(Stored items from a collection)
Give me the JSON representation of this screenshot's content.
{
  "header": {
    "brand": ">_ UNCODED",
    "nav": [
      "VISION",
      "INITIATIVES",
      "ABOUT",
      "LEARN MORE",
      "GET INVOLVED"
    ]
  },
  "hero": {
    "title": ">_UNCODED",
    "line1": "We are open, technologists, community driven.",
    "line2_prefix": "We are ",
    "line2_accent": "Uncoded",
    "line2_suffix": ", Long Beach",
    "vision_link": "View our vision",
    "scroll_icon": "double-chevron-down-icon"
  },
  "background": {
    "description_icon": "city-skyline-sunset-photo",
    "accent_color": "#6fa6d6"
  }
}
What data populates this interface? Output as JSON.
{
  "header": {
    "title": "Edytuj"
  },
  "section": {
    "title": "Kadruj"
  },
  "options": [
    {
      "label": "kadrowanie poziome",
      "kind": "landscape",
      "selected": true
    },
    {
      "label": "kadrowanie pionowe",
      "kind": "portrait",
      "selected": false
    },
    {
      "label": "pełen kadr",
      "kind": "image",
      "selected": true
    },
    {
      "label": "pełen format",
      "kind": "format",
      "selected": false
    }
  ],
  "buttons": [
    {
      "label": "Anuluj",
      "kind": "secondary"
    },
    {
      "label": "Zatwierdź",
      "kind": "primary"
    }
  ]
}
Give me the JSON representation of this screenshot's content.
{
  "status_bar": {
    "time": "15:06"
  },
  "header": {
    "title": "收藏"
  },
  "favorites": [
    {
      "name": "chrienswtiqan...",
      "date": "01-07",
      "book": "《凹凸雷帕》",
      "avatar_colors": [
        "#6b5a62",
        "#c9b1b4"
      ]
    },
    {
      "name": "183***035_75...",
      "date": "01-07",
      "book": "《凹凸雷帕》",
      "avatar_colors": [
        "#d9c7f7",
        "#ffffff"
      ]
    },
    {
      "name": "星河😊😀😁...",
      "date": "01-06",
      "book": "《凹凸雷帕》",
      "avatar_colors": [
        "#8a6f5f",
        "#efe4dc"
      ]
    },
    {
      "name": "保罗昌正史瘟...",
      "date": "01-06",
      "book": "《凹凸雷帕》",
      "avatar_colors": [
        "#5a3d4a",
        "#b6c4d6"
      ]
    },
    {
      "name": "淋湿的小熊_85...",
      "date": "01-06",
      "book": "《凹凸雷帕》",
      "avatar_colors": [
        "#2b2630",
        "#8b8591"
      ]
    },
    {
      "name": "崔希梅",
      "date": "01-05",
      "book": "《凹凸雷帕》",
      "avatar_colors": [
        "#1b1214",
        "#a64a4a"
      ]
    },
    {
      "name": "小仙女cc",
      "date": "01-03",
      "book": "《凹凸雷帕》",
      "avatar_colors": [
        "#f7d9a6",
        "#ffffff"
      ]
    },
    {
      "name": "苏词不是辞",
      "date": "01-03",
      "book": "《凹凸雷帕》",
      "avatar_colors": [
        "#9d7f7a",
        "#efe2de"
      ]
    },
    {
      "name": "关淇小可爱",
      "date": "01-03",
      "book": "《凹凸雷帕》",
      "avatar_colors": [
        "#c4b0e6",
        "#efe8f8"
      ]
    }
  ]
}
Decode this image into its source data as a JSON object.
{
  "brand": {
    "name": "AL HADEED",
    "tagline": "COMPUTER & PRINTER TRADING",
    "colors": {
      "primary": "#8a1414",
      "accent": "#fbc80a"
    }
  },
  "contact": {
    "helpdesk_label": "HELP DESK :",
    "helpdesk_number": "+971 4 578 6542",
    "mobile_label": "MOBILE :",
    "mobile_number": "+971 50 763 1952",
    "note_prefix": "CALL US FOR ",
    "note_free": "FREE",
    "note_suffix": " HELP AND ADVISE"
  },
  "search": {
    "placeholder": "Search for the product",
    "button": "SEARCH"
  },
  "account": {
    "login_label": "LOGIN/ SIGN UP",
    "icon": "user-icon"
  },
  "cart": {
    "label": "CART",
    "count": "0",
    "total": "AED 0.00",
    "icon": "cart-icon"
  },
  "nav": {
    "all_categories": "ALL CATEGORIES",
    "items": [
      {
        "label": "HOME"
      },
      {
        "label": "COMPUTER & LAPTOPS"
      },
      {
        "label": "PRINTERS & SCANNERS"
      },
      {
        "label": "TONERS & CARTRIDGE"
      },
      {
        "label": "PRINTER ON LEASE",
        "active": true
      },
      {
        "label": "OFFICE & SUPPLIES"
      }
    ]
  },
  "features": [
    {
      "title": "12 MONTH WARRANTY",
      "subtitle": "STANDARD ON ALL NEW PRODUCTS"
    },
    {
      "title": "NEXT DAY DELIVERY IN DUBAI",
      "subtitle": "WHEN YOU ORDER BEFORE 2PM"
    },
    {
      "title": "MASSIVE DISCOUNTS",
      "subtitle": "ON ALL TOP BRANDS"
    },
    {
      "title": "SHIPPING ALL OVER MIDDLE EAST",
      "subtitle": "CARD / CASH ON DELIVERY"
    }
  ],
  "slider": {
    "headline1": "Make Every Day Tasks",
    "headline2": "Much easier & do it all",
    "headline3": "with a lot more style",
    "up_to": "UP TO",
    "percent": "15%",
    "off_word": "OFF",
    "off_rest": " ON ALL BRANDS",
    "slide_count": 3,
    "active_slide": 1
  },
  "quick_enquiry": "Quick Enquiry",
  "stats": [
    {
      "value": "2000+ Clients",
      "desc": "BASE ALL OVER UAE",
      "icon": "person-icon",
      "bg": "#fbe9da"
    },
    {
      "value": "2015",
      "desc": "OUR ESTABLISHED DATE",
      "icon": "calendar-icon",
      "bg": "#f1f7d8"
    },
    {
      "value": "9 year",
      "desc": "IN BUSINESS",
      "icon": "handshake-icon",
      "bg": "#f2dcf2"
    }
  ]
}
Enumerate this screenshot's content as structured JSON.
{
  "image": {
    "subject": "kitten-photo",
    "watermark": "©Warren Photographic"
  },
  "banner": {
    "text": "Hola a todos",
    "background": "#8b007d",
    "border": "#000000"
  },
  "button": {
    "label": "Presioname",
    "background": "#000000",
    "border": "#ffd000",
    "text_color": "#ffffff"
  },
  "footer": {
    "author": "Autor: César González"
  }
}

Written problem ▸
What is the number of lines above that hold the string "DELIVERY"? Answer with that number alone.

Final answer ▸
2